Collected data
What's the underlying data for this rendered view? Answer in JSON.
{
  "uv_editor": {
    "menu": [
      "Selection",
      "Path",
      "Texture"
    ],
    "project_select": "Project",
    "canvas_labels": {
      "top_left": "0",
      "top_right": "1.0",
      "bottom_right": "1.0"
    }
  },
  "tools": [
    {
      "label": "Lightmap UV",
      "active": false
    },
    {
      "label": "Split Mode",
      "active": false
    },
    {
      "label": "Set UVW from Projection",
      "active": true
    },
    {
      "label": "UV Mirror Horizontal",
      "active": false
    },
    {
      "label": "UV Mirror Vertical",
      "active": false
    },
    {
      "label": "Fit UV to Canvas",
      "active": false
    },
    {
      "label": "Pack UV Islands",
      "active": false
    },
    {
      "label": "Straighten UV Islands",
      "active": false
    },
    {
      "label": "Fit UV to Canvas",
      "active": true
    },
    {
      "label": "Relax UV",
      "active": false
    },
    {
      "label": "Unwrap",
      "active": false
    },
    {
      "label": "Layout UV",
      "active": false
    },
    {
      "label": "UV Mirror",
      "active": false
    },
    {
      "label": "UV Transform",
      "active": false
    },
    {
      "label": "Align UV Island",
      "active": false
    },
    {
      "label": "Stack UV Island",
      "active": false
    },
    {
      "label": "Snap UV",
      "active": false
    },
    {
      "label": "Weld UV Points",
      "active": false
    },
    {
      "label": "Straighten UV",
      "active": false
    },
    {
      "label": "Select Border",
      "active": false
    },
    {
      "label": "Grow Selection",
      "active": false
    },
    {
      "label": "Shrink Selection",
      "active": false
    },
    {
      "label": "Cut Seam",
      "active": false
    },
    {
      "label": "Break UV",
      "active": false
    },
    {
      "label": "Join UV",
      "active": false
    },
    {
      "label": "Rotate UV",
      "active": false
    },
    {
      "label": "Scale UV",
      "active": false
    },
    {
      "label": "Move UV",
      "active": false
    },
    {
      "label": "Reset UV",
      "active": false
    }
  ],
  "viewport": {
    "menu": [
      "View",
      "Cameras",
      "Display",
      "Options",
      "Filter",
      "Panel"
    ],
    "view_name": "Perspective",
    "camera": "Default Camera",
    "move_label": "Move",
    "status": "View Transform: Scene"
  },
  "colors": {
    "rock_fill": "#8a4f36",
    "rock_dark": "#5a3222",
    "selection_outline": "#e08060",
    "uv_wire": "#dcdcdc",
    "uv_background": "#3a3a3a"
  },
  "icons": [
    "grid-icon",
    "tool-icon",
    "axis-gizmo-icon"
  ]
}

TASK: Tally how many lines of the records hold the word "Transform". Answer with the number only.

THE OUTPUT: 2